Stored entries

======

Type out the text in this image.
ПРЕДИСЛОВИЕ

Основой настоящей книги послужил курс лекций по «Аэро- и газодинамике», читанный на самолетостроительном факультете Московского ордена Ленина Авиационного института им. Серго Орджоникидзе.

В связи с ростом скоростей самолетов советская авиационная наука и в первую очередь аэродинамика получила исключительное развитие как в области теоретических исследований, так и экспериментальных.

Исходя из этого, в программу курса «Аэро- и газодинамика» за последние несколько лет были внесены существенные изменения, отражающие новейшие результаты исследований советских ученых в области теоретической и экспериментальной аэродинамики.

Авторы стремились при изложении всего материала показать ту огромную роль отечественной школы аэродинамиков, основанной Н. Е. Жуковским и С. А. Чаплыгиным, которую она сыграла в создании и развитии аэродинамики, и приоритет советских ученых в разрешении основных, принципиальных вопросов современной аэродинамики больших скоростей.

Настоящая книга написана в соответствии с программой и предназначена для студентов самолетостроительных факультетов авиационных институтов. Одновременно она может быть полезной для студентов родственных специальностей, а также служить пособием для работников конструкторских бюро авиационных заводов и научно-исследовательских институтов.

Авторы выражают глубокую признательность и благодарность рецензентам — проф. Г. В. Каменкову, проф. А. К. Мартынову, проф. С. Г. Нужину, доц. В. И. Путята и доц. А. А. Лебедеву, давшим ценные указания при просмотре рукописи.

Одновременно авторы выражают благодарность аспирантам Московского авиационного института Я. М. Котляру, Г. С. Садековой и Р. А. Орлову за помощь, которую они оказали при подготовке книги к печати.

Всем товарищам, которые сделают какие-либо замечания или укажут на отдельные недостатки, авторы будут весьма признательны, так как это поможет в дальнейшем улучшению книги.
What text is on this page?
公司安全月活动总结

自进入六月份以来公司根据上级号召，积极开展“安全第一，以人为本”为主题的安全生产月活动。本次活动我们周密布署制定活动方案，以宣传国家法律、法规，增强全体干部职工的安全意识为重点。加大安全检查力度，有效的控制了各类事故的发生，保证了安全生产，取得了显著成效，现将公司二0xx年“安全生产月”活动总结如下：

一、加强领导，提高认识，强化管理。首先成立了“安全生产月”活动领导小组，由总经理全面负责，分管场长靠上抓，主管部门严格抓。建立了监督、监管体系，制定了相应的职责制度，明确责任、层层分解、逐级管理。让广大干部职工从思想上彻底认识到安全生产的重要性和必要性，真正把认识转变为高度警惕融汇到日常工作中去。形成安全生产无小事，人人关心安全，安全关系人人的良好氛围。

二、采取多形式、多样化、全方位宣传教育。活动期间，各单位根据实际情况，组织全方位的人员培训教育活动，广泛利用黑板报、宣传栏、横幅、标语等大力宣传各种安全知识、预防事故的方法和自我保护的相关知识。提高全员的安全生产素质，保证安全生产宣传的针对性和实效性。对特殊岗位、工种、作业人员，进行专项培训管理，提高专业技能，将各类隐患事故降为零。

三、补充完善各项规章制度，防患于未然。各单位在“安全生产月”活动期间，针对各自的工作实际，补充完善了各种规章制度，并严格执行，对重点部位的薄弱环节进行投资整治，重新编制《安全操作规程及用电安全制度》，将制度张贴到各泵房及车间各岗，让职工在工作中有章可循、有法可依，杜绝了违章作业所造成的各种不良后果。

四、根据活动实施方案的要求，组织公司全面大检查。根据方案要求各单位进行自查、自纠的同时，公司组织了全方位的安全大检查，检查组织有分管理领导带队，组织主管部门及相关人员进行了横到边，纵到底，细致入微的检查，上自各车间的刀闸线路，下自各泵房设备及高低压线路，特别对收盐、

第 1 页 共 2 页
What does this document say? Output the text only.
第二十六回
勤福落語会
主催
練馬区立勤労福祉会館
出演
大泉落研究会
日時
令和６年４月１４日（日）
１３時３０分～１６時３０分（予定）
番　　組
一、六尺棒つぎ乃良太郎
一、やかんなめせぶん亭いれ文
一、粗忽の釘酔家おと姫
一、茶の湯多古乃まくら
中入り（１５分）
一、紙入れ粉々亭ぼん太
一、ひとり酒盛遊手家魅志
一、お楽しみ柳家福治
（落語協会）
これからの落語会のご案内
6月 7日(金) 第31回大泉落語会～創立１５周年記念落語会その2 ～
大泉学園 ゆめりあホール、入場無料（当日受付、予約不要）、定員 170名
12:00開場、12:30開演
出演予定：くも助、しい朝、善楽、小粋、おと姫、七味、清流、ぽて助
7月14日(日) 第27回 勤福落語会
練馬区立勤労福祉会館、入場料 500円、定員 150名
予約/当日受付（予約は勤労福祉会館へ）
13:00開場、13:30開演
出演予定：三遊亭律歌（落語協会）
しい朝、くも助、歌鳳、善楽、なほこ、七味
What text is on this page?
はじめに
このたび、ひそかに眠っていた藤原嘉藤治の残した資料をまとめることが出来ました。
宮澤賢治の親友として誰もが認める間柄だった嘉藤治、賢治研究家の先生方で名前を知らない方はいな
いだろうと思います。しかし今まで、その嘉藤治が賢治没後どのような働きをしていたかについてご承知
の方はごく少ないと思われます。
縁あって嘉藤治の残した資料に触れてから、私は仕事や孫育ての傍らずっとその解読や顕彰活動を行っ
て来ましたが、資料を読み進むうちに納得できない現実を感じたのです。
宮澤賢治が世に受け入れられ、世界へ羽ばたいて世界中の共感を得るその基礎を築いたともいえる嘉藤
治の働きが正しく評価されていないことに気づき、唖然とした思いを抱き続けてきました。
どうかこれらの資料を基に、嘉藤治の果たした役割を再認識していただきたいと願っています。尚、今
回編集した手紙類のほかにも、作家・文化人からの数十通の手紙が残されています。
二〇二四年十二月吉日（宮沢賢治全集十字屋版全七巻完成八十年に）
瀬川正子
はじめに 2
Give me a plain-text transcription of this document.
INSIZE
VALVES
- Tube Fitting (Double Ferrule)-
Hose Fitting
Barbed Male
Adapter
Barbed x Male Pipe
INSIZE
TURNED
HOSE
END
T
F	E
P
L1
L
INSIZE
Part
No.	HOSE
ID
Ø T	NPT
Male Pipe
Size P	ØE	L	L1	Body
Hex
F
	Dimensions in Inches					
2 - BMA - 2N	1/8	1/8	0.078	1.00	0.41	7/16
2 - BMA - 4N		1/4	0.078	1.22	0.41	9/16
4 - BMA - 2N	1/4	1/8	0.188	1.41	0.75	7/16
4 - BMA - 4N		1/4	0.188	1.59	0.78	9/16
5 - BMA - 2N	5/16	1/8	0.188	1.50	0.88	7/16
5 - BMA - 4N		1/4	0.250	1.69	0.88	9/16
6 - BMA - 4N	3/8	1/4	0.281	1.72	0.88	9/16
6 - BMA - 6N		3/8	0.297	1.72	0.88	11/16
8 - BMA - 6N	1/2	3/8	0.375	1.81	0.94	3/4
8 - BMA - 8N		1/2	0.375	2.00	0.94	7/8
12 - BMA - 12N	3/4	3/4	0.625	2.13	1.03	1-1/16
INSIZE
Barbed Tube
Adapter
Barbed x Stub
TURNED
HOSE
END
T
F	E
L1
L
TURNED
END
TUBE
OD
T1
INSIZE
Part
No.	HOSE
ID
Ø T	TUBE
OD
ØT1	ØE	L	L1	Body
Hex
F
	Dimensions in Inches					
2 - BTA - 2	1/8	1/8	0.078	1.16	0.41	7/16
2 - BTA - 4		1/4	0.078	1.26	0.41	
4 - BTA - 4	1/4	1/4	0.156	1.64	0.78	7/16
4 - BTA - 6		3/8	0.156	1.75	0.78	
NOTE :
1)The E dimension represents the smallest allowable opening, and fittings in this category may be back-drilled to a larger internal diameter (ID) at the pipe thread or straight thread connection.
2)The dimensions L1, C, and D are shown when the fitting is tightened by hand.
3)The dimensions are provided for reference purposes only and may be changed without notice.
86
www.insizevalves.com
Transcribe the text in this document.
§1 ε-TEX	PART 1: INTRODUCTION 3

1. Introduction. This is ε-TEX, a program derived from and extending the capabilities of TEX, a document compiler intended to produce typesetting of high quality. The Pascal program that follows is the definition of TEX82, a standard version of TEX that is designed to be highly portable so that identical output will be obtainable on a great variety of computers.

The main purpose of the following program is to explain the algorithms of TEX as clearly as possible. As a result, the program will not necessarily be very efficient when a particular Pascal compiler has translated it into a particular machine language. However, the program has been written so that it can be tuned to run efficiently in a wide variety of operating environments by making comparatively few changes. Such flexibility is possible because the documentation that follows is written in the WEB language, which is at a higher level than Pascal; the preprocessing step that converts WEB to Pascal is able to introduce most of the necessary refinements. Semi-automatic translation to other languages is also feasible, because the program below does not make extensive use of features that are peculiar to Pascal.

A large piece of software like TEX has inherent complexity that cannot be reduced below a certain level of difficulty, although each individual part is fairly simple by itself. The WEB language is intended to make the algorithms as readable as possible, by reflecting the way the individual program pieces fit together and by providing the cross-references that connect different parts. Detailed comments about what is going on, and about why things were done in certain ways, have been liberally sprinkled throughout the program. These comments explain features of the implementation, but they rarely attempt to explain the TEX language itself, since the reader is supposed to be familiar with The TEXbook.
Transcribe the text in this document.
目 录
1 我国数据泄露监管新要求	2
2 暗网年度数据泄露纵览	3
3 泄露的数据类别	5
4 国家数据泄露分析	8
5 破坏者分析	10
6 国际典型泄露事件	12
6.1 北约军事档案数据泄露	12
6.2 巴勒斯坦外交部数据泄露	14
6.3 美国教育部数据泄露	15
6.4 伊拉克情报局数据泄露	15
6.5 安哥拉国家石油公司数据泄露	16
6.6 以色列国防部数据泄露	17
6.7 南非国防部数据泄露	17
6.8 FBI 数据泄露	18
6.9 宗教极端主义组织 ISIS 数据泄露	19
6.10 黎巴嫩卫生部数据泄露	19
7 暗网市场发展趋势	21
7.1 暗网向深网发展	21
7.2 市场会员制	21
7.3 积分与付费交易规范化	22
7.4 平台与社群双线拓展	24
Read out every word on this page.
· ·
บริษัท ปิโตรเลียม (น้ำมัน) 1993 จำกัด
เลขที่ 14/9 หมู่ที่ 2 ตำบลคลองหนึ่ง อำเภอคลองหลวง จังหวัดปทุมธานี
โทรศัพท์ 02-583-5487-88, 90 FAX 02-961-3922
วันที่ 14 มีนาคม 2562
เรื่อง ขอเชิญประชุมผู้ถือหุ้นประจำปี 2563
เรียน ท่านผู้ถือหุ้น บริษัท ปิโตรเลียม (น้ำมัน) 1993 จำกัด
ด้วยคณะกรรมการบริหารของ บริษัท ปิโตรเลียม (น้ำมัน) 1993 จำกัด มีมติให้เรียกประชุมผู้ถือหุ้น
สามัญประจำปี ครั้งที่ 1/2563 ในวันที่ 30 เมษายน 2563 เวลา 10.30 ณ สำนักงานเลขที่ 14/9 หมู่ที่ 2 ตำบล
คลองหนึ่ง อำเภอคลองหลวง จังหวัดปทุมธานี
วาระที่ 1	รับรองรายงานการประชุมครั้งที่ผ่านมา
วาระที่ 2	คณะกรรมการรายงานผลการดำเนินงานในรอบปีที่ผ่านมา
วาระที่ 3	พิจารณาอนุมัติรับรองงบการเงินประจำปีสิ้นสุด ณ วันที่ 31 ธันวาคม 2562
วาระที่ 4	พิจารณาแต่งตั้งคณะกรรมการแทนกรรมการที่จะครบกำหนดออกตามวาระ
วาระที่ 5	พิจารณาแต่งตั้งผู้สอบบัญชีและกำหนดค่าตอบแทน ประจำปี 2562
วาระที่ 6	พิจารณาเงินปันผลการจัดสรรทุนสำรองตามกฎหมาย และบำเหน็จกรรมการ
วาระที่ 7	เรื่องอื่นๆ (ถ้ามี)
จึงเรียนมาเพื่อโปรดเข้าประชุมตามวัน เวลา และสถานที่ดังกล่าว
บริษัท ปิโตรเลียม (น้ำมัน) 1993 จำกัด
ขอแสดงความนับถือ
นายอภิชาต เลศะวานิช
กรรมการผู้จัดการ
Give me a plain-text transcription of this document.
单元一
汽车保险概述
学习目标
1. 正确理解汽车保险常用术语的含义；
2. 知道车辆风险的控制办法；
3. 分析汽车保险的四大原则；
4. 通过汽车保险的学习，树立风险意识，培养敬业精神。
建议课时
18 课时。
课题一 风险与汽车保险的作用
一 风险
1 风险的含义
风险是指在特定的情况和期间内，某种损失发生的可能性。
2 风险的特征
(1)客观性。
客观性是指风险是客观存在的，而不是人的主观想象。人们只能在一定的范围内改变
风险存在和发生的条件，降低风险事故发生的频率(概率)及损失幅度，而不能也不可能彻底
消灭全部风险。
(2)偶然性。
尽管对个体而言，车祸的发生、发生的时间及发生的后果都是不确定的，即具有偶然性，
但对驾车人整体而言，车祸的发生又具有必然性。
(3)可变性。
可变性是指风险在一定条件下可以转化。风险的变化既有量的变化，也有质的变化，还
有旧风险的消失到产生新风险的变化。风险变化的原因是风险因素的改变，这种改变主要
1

======

A line counts if it holds the word "มธาน". How many lines of the entries count? Give the number only.

- _Solution to the problem_
2